Your instructions. Output the records exactly as they appear, from the line containing "Where is each" through the line containing "page-tagline: Insights, ideas, and", with both of those lines included. Leave out any pictures.
=== Listed entries ===
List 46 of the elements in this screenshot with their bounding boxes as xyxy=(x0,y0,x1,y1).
===
=== Listed entries ===
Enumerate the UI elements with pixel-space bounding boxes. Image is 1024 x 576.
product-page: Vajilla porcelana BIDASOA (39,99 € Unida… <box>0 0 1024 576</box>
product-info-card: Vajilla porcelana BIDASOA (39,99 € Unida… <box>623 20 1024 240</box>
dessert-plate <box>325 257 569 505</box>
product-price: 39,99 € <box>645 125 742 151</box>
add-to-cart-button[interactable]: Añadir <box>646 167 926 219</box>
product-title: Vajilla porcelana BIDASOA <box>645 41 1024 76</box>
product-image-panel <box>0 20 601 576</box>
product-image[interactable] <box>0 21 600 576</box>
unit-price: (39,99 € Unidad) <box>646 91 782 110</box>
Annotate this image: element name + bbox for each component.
===
=== Listed entries ===
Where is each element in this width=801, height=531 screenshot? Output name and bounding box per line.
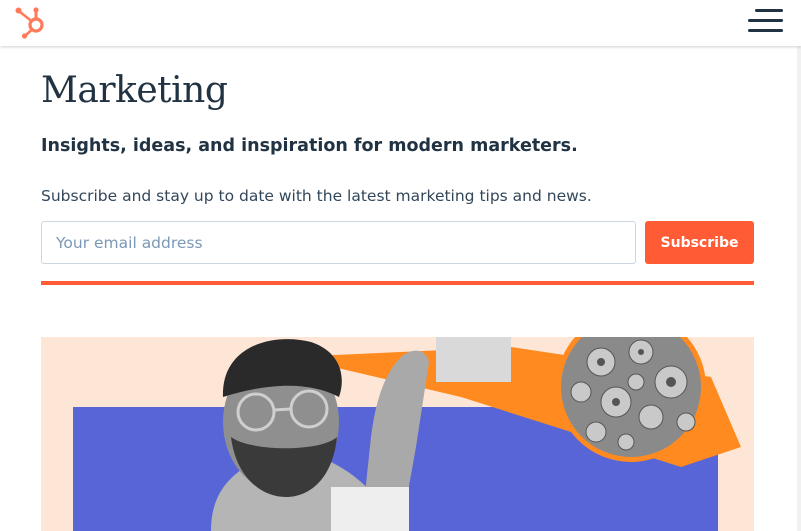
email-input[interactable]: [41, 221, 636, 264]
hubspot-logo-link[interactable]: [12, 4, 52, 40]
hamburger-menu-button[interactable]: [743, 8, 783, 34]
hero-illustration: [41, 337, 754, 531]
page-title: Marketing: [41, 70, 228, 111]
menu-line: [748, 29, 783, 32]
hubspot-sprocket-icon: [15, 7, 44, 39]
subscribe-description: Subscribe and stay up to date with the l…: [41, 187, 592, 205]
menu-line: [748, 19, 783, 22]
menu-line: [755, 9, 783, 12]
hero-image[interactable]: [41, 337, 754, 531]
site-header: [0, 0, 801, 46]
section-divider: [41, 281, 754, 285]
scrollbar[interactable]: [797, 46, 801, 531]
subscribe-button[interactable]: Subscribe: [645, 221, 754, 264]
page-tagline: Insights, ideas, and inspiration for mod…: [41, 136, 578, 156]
===
Task output.
Where is each element in this width=801, height=531 screenshot? Output name and bounding box per line.
email-input[interactable]: [41, 221, 636, 264]
hubspot-logo-link[interactable]: [12, 4, 52, 40]
hamburger-menu-button[interactable]: [743, 8, 783, 34]
hero-illustration: [41, 337, 754, 531]
page-title: Marketing: [41, 70, 228, 111]
menu-line: [748, 29, 783, 32]
hubspot-sprocket-icon: [15, 7, 44, 39]
subscribe-description: Subscribe and stay up to date with the l…: [41, 187, 592, 205]
menu-line: [748, 19, 783, 22]
menu-line: [755, 9, 783, 12]
hero-image[interactable]: [41, 337, 754, 531]
site-header: [0, 0, 801, 46]
section-divider: [41, 281, 754, 285]
scrollbar[interactable]: [797, 46, 801, 531]
subscribe-button[interactable]: Subscribe: [645, 221, 754, 264]
page-tagline: Insights, ideas, and inspiration for mod…: [41, 136, 578, 156]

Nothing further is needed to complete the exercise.